Dataset entries on figures:
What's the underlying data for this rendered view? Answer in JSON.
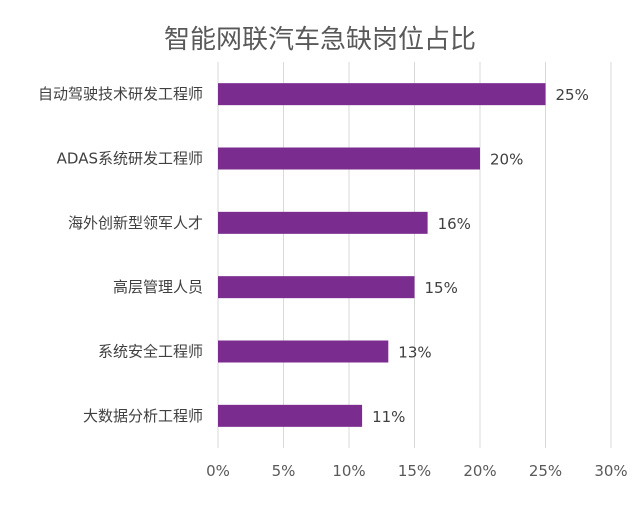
{
  "chart_data": {
    "type": "bar",
    "orientation": "horizontal",
    "title": "智能网联汽车急缺岗位占比",
    "categories": [
      "自动驾驶技术研发工程师",
      "ADAS系统研发工程师",
      "海外创新型领军人才",
      "高层管理人员",
      "系统安全工程师",
      "大数据分析工程师"
    ],
    "values": [
      25,
      20,
      16,
      15,
      13,
      11
    ],
    "value_labels": [
      "25%",
      "20%",
      "16%",
      "15%",
      "13%",
      "11%"
    ],
    "xlim": [
      0,
      30
    ],
    "xticks": [
      "0%",
      "5%",
      "10%",
      "15%",
      "20%",
      "25%",
      "30%"
    ],
    "grid": true,
    "bar_color": "#7b2c8f"
  }
}
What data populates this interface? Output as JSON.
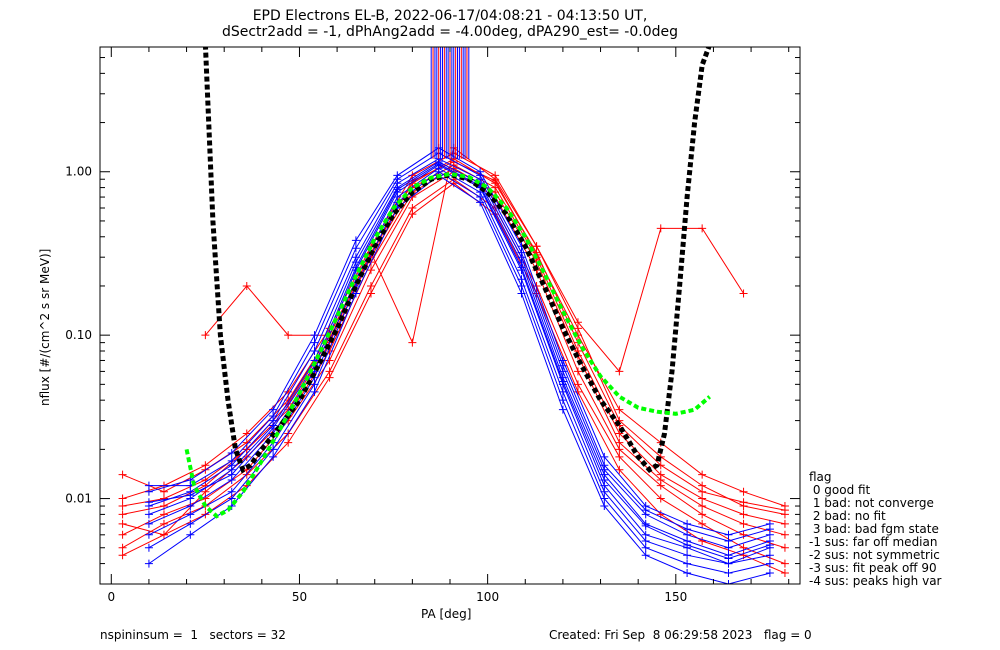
{
  "title_lines": [
    "EPD Electrons EL-B, 2022-06-17/04:08:21 - 04:13:50 UT,",
    "dSectr2add = -1, dPhAng2add = -4.00deg, dPA290_est=  -0.0deg"
  ],
  "footer": {
    "left": "nspininsum =  1   sectors = 32",
    "right": "Created: Fri Sep  8 06:29:58 2023   flag = 0"
  },
  "legend": {
    "title": "flag",
    "items": [
      " 0 good fit",
      " 1 bad: not converge",
      " 2 bad: no fit",
      " 3 bad: bad fgm state",
      "-1 sus: far off median",
      "-2 sus: not symmetric",
      "-3 sus: fit peak off 90",
      "-4 sus: peaks high var"
    ]
  },
  "chart_data": {
    "type": "line",
    "xlabel": "PA [deg]",
    "ylabel": "nflux [#/(cm^2 s sr MeV)]",
    "xlim": [
      -3,
      183
    ],
    "ylim": [
      0.003,
      5.8
    ],
    "yscale": "log",
    "xticks": [
      0,
      50,
      100,
      150
    ],
    "xtick_labels": [
      "0",
      "50",
      "100",
      "150"
    ],
    "yticks": [
      0.01,
      0.1,
      1.0
    ],
    "ytick_labels": [
      "0.01",
      "0.10",
      "1.00"
    ],
    "colors": {
      "red": "#ff0000",
      "blue": "#0000ff",
      "black_fit": "#000000",
      "green_fit": "#00ff00"
    },
    "marker": "+",
    "red_sweeps": [
      {
        "x": [
          3,
          14,
          25,
          36,
          47,
          58,
          69,
          80,
          91,
          102,
          113,
          124,
          135,
          146,
          157,
          168,
          179
        ],
        "y": [
          0.008,
          0.009,
          0.012,
          0.02,
          0.035,
          0.09,
          0.3,
          0.8,
          1.1,
          0.8,
          0.3,
          0.08,
          0.025,
          0.014,
          0.01,
          0.008,
          0.007
        ]
      },
      {
        "x": [
          3,
          14,
          25,
          36,
          47,
          58,
          69,
          80,
          91,
          102,
          113,
          124,
          135,
          146,
          157,
          168,
          179
        ],
        "y": [
          0.006,
          0.008,
          0.01,
          0.015,
          0.03,
          0.07,
          0.25,
          0.7,
          1.0,
          0.7,
          0.25,
          0.06,
          0.02,
          0.012,
          0.008,
          0.006,
          0.005
        ]
      },
      {
        "x": [
          3,
          14,
          25,
          36,
          47,
          58,
          69,
          80,
          91,
          102,
          113,
          124,
          135,
          146,
          157,
          168,
          179
        ],
        "y": [
          0.01,
          0.012,
          0.016,
          0.025,
          0.045,
          0.11,
          0.35,
          0.95,
          1.3,
          0.95,
          0.35,
          0.11,
          0.03,
          0.018,
          0.012,
          0.009,
          0.008
        ]
      },
      {
        "x": [
          3,
          14,
          25,
          36,
          47,
          58,
          69,
          80,
          91,
          102,
          113,
          124,
          135,
          146,
          157,
          168,
          179
        ],
        "y": [
          0.005,
          0.007,
          0.009,
          0.014,
          0.025,
          0.06,
          0.2,
          0.6,
          0.9,
          0.6,
          0.2,
          0.05,
          0.018,
          0.01,
          0.007,
          0.005,
          0.004
        ]
      },
      {
        "x": [
          3,
          14,
          25,
          36,
          47,
          58,
          69,
          80,
          91,
          102,
          113,
          124,
          135,
          146,
          157,
          168,
          179
        ],
        "y": [
          0.014,
          0.011,
          0.015,
          0.022,
          0.04,
          0.1,
          0.32,
          0.85,
          1.2,
          0.85,
          0.32,
          0.09,
          0.028,
          0.016,
          0.011,
          0.0095,
          0.0085
        ]
      },
      {
        "x": [
          3,
          14,
          25,
          36,
          47,
          58,
          69,
          80,
          91,
          102,
          113,
          124,
          135,
          146,
          157,
          168,
          179
        ],
        "y": [
          0.007,
          0.006,
          0.011,
          0.018,
          0.032,
          0.08,
          0.28,
          0.75,
          1.05,
          0.75,
          0.28,
          0.075,
          0.022,
          0.013,
          0.009,
          0.007,
          0.006
        ]
      },
      {
        "x": [
          25,
          36,
          47,
          58,
          69,
          80,
          91,
          102,
          113,
          124,
          135,
          146,
          157,
          168
        ],
        "y": [
          0.1,
          0.2,
          0.1,
          0.1,
          0.32,
          0.09,
          1.4,
          0.9,
          0.35,
          0.12,
          0.06,
          0.45,
          0.45,
          0.18
        ]
      },
      {
        "x": [
          3,
          14,
          25,
          36,
          47,
          58,
          69,
          80,
          91,
          102,
          113,
          124,
          135,
          146,
          157,
          168,
          179
        ],
        "y": [
          0.009,
          0.01,
          0.013,
          0.02,
          0.038,
          0.095,
          0.31,
          0.88,
          1.15,
          0.88,
          0.31,
          0.1,
          0.035,
          0.022,
          0.014,
          0.011,
          0.009
        ]
      },
      {
        "x": [
          3,
          14,
          25,
          36,
          47,
          58,
          69,
          80,
          91,
          102,
          113,
          124,
          135,
          146,
          157,
          168,
          179
        ],
        "y": [
          0.0045,
          0.006,
          0.008,
          0.012,
          0.022,
          0.055,
          0.18,
          0.55,
          0.85,
          0.55,
          0.18,
          0.045,
          0.015,
          0.008,
          0.0055,
          0.0045,
          0.0035
        ]
      }
    ],
    "blue_sweeps": [
      {
        "x": [
          10,
          21,
          32,
          43,
          54,
          65,
          76,
          87,
          98,
          109,
          120,
          131,
          142,
          153,
          164,
          175
        ],
        "y": [
          0.009,
          0.011,
          0.016,
          0.03,
          0.08,
          0.3,
          0.85,
          1.2,
          0.9,
          0.3,
          0.06,
          0.015,
          0.008,
          0.006,
          0.005,
          0.006
        ]
      },
      {
        "x": [
          10,
          21,
          32,
          43,
          54,
          65,
          76,
          87,
          98,
          109,
          120,
          131,
          142,
          153,
          164,
          175
        ],
        "y": [
          0.007,
          0.009,
          0.013,
          0.025,
          0.06,
          0.25,
          0.75,
          1.1,
          0.8,
          0.25,
          0.05,
          0.012,
          0.006,
          0.005,
          0.004,
          0.005
        ]
      },
      {
        "x": [
          10,
          21,
          32,
          43,
          54,
          65,
          76,
          87,
          98,
          109,
          120,
          131,
          142,
          153,
          164,
          175
        ],
        "y": [
          0.011,
          0.013,
          0.019,
          0.035,
          0.1,
          0.38,
          0.95,
          1.4,
          1.0,
          0.35,
          0.07,
          0.018,
          0.009,
          0.007,
          0.006,
          0.007
        ]
      },
      {
        "x": [
          10,
          21,
          32,
          43,
          54,
          65,
          76,
          87,
          98,
          109,
          120,
          131,
          142,
          153,
          164,
          175
        ],
        "y": [
          0.005,
          0.007,
          0.01,
          0.02,
          0.05,
          0.2,
          0.65,
          1.0,
          0.7,
          0.2,
          0.04,
          0.01,
          0.005,
          0.004,
          0.0035,
          0.004
        ]
      },
      {
        "x": [
          10,
          21,
          32,
          43,
          54,
          65,
          76,
          87,
          98,
          109,
          120,
          131,
          142,
          153,
          164,
          175
        ],
        "y": [
          0.008,
          0.01,
          0.015,
          0.028,
          0.07,
          0.28,
          0.8,
          1.15,
          0.85,
          0.28,
          0.055,
          0.014,
          0.007,
          0.0055,
          0.0045,
          0.0055
        ]
      },
      {
        "x": [
          10,
          21,
          32,
          43,
          54,
          65,
          76,
          87,
          98,
          109,
          120,
          131,
          142,
          153,
          164,
          175
        ],
        "y": [
          0.012,
          0.012,
          0.017,
          0.032,
          0.09,
          0.34,
          0.9,
          1.3,
          0.95,
          0.32,
          0.065,
          0.016,
          0.0085,
          0.0065,
          0.0055,
          0.0065
        ]
      },
      {
        "x": [
          10,
          21,
          32,
          43,
          54,
          65,
          76,
          87,
          98,
          109,
          120,
          131,
          142,
          153,
          164,
          175
        ],
        "y": [
          0.006,
          0.008,
          0.011,
          0.022,
          0.055,
          0.22,
          0.7,
          1.05,
          0.75,
          0.22,
          0.045,
          0.011,
          0.0055,
          0.0045,
          0.004,
          0.0045
        ]
      },
      {
        "x": [
          10,
          21,
          32,
          43,
          54,
          65,
          76,
          87,
          98,
          109,
          120,
          131,
          142,
          153,
          164,
          175
        ],
        "y": [
          0.0095,
          0.0105,
          0.014,
          0.027,
          0.065,
          0.26,
          0.78,
          1.12,
          0.82,
          0.26,
          0.052,
          0.013,
          0.0068,
          0.0052,
          0.0043,
          0.0052
        ]
      },
      {
        "x": [
          10,
          21,
          32,
          43,
          54,
          65,
          76,
          87,
          98,
          109,
          120,
          131,
          142,
          153,
          164,
          175
        ],
        "y": [
          0.004,
          0.006,
          0.009,
          0.018,
          0.045,
          0.18,
          0.6,
          0.95,
          0.65,
          0.18,
          0.035,
          0.009,
          0.0045,
          0.0035,
          0.003,
          0.0035
        ]
      }
    ],
    "black_fit": {
      "x": [
        25,
        27,
        29,
        31,
        33,
        35,
        37,
        40,
        45,
        50,
        55,
        60,
        65,
        70,
        75,
        80,
        85,
        90,
        95,
        100,
        105,
        110,
        115,
        120,
        125,
        130,
        135,
        140,
        143,
        145,
        147,
        149,
        151,
        153,
        155,
        157,
        159
      ],
      "y": [
        6.0,
        0.5,
        0.1,
        0.04,
        0.02,
        0.015,
        0.016,
        0.02,
        0.028,
        0.04,
        0.065,
        0.11,
        0.2,
        0.35,
        0.55,
        0.75,
        0.9,
        0.96,
        0.9,
        0.75,
        0.55,
        0.35,
        0.2,
        0.11,
        0.065,
        0.04,
        0.028,
        0.018,
        0.015,
        0.016,
        0.025,
        0.06,
        0.2,
        0.7,
        2.0,
        4.5,
        6.0
      ]
    },
    "green_fit": {
      "x": [
        20,
        22,
        25,
        28,
        31,
        35,
        40,
        45,
        50,
        55,
        60,
        65,
        70,
        75,
        80,
        85,
        90,
        95,
        100,
        105,
        110,
        115,
        120,
        125,
        130,
        135,
        140,
        145,
        150,
        155,
        159
      ],
      "y": [
        0.02,
        0.012,
        0.009,
        0.0078,
        0.0085,
        0.011,
        0.017,
        0.027,
        0.044,
        0.075,
        0.13,
        0.23,
        0.39,
        0.6,
        0.8,
        0.92,
        0.97,
        0.93,
        0.8,
        0.6,
        0.4,
        0.24,
        0.14,
        0.085,
        0.056,
        0.042,
        0.036,
        0.034,
        0.033,
        0.035,
        0.042
      ]
    },
    "peak_spikes": {
      "x_range": [
        85,
        95
      ],
      "y_top": 5.8,
      "y_bottom": 1.2
    }
  }
}
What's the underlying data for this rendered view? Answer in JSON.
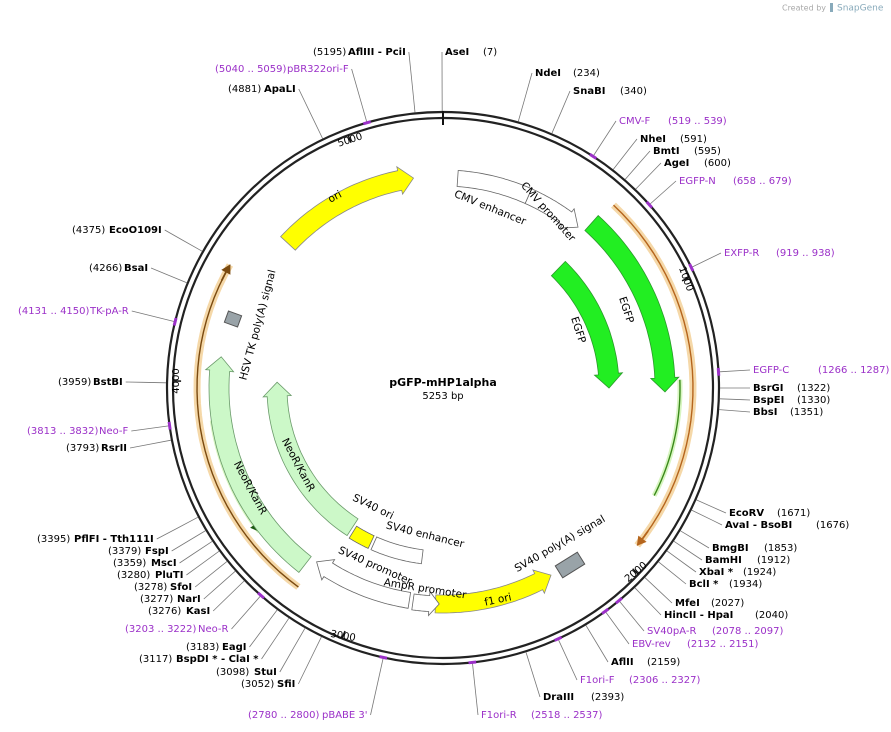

▶ To do
Work through the data and report how many of its lines hold the word "flag", giving only the figure.

▶ Answer for this exercise
2